EXERCISE MATERIAL:
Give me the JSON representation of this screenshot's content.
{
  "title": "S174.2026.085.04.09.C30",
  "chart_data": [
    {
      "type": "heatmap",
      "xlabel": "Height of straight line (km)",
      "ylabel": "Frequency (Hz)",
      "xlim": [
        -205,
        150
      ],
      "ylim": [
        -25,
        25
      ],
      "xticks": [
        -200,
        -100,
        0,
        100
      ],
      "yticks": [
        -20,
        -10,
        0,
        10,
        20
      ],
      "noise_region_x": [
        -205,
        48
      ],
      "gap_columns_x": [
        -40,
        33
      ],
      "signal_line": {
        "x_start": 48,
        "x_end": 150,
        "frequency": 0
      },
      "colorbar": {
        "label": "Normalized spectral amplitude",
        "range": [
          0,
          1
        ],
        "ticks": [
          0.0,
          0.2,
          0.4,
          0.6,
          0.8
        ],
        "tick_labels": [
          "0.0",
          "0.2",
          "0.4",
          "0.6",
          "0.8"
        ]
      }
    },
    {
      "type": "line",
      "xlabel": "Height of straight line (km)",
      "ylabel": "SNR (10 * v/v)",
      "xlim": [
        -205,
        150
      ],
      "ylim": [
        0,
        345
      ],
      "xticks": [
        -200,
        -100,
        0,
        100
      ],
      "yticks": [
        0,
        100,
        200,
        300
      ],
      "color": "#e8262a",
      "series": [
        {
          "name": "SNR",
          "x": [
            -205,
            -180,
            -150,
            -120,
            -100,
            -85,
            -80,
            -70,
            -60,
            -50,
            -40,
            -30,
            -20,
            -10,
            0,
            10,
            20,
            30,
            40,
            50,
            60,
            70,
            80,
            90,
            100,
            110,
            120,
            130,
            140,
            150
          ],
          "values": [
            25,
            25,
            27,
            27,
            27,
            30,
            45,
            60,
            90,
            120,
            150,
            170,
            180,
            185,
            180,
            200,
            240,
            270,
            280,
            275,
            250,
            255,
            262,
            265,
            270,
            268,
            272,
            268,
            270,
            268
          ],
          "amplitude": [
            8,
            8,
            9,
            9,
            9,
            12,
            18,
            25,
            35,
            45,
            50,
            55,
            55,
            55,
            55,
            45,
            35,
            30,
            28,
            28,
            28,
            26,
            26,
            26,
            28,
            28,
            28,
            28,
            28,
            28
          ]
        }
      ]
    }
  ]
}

PROBLEM TO SOLVE: Every line of the data above should be copied exactly.

TASK OUTPUT:
Give me the JSON representation of this screenshot's content.
{
  "title": "S174.2026.085.04.09.C30",
  "chart_data": [
    {
      "type": "heatmap",
      "xlabel": "Height of straight line (km)",
      "ylabel": "Frequency (Hz)",
      "xlim": [
        -205,
        150
      ],
      "ylim": [
        -25,
        25
      ],
      "xticks": [
        -200,
        -100,
        0,
        100
      ],
      "yticks": [
        -20,
        -10,
        0,
        10,
        20
      ],
      "noise_region_x": [
        -205,
        48
      ],
      "gap_columns_x": [
        -40,
        33
      ],
      "signal_line": {
        "x_start": 48,
        "x_end": 150,
        "frequency": 0
      },
      "colorbar": {
        "label": "Normalized spectral amplitude",
        "range": [
          0,
          1
        ],
        "ticks": [
          0.0,
          0.2,
          0.4,
          0.6,
          0.8
        ],
        "tick_labels": [
          "0.0",
          "0.2",
          "0.4",
          "0.6",
          "0.8"
        ]
      }
    },
    {
      "type": "line",
      "xlabel": "Height of straight line (km)",
      "ylabel": "SNR (10 * v/v)",
      "xlim": [
        -205,
        150
      ],
      "ylim": [
        0,
        345
      ],
      "xticks": [
        -200,
        -100,
        0,
        100
      ],
      "yticks": [
        0,
        100,
        200,
        300
      ],
      "color": "#e8262a",
      "series": [
        {
          "name": "SNR",
          "x": [
            -205,
            -180,
            -150,
            -120,
            -100,
            -85,
            -80,
            -70,
            -60,
            -50,
            -40,
            -30,
            -20,
            -10,
            0,
            10,
            20,
            30,
            40,
            50,
            60,
            70,
            80,
            90,
            100,
            110,
            120,
            130,
            140,
            150
          ],
          "values": [
            25,
            25,
            27,
            27,
            27,
            30,
            45,
            60,
            90,
            120,
            150,
            170,
            180,
            185,
            180,
            200,
            240,
            270,
            280,
            275,
            250,
            255,
            262,
            265,
            270,
            268,
            272,
            268,
            270,
            268
          ],
          "amplitude": [
            8,
            8,
            9,
            9,
            9,
            12,
            18,
            25,
            35,
            45,
            50,
            55,
            55,
            55,
            55,
            45,
            35,
            30,
            28,
            28,
            28,
            26,
            26,
            26,
            28,
            28,
            28,
            28,
            28,
            28
          ]
        }
      ]
    }
  ]
}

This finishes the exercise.